-- start --

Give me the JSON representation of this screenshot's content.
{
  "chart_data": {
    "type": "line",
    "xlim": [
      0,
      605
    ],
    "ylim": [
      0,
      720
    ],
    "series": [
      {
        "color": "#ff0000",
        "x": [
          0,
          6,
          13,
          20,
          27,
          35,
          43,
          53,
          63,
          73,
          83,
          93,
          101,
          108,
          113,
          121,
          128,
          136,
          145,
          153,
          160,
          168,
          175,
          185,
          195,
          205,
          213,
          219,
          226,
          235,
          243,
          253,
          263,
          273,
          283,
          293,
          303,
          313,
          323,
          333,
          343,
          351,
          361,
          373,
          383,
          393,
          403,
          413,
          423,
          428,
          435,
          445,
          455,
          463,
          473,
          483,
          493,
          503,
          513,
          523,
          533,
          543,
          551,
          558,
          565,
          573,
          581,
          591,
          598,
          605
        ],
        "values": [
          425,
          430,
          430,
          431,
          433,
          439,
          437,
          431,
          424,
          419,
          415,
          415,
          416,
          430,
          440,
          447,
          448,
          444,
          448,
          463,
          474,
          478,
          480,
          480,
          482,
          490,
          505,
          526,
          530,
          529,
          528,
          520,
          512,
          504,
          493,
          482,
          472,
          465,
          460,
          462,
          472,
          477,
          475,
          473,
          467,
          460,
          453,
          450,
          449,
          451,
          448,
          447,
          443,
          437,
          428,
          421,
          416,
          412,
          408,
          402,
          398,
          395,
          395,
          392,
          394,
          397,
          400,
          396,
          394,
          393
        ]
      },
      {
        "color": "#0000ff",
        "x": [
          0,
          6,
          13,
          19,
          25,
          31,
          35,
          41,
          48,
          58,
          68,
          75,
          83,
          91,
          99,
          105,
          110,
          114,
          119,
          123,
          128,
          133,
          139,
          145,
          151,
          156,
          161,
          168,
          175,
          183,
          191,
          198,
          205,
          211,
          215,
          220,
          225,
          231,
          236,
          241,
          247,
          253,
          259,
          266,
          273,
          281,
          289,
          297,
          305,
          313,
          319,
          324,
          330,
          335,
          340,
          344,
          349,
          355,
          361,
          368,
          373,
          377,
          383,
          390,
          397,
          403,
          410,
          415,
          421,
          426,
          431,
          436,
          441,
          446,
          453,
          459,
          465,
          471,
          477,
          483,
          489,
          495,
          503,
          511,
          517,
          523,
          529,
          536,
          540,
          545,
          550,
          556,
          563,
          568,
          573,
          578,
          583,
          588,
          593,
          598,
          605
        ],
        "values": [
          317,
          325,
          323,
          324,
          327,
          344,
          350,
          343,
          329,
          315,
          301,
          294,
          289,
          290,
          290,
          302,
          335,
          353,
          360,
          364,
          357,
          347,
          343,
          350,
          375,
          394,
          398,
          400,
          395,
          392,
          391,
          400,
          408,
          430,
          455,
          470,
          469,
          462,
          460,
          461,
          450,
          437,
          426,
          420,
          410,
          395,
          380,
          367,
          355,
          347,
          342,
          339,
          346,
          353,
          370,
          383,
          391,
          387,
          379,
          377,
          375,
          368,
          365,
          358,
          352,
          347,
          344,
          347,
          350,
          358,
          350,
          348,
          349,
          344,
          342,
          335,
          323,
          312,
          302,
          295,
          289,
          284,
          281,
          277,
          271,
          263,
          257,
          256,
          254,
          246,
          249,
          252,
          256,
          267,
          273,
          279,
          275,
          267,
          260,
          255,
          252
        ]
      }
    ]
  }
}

-- end --

■ **WHAT NEEDS TO BE DONE**:
All of the entries must be written out exactly as they stand.

■ **OUTPUT OF THE EXERCISE**:
Give me the JSON representation of this screenshot's content.
{
  "chart_data": {
    "type": "line",
    "xlim": [
      0,
      605
    ],
    "ylim": [
      0,
      720
    ],
    "series": [
      {
        "color": "#ff0000",
        "x": [
          0,
          6,
          13,
          20,
          27,
          35,
          43,
          53,
          63,
          73,
          83,
          93,
          101,
          108,
          113,
          121,
          128,
          136,
          145,
          153,
          160,
          168,
          175,
          185,
          195,
          205,
          213,
          219,
          226,
          235,
          243,
          253,
          263,
          273,
          283,
          293,
          303,
          313,
          323,
          333,
          343,
          351,
          361,
          373,
          383,
          393,
          403,
          413,
          423,
          428,
          435,
          445,
          455,
          463,
          473,
          483,
          493,
          503,
          513,
          523,
          533,
          543,
          551,
          558,
          565,
          573,
          581,
          591,
          598,
          605
        ],
        "values": [
          425,
          430,
          430,
          431,
          433,
          439,
          437,
          431,
          424,
          419,
          415,
          415,
          416,
          430,
          440,
          447,
          448,
          444,
          448,
          463,
          474,
          478,
          480,
          480,
          482,
          490,
          505,
          526,
          530,
          529,
          528,
          520,
          512,
          504,
          493,
          482,
          472,
          465,
          460,
          462,
          472,
          477,
          475,
          473,
          467,
          460,
          453,
          450,
          449,
          451,
          448,
          447,
          443,
          437,
          428,
          421,
          416,
          412,
          408,
          402,
          398,
          395,
          395,
          392,
          394,
          397,
          400,
          396,
          394,
          393
        ]
      },
      {
        "color": "#0000ff",
        "x": [
          0,
          6,
          13,
          19,
          25,
          31,
          35,
          41,
          48,
          58,
          68,
          75,
          83,
          91,
          99,
          105,
          110,
          114,
          119,
          123,
          128,
          133,
          139,
          145,
          151,
          156,
          161,
          168,
          175,
          183,
          191,
          198,
          205,
          211,
          215,
          220,
          225,
          231,
          236,
          241,
          247,
          253,
          259,
          266,
          273,
          281,
          289,
          297,
          305,
          313,
          319,
          324,
          330,
          335,
          340,
          344,
          349,
          355,
          361,
          368,
          373,
          377,
          383,
          390,
          397,
          403,
          410,
          415,
          421,
          426,
          431,
          436,
          441,
          446,
          453,
          459,
          465,
          471,
          477,
          483,
          489,
          495,
          503,
          511,
          517,
          523,
          529,
          536,
          540,
          545,
          550,
          556,
          563,
          568,
          573,
          578,
          583,
          588,
          593,
          598,
          605
        ],
        "values": [
          317,
          325,
          323,
          324,
          327,
          344,
          350,
          343,
          329,
          315,
          301,
          294,
          289,
          290,
          290,
          302,
          335,
          353,
          360,
          364,
          357,
          347,
          343,
          350,
          375,
          394,
          398,
          400,
          395,
          392,
          391,
          400,
          408,
          430,
          455,
          470,
          469,
          462,
          460,
          461,
          450,
          437,
          426,
          420,
          410,
          395,
          380,
          367,
          355,
          347,
          342,
          339,
          346,
          353,
          370,
          383,
          391,
          387,
          379,
          377,
          375,
          368,
          365,
          358,
          352,
          347,
          344,
          347,
          350,
          358,
          350,
          348,
          349,
          344,
          342,
          335,
          323,
          312,
          302,
          295,
          289,
          284,
          281,
          277,
          271,
          263,
          257,
          256,
          254,
          246,
          249,
          252,
          256,
          267,
          273,
          279,
          275,
          267,
          260,
          255,
          252
        ]
      }
    ]
  }
}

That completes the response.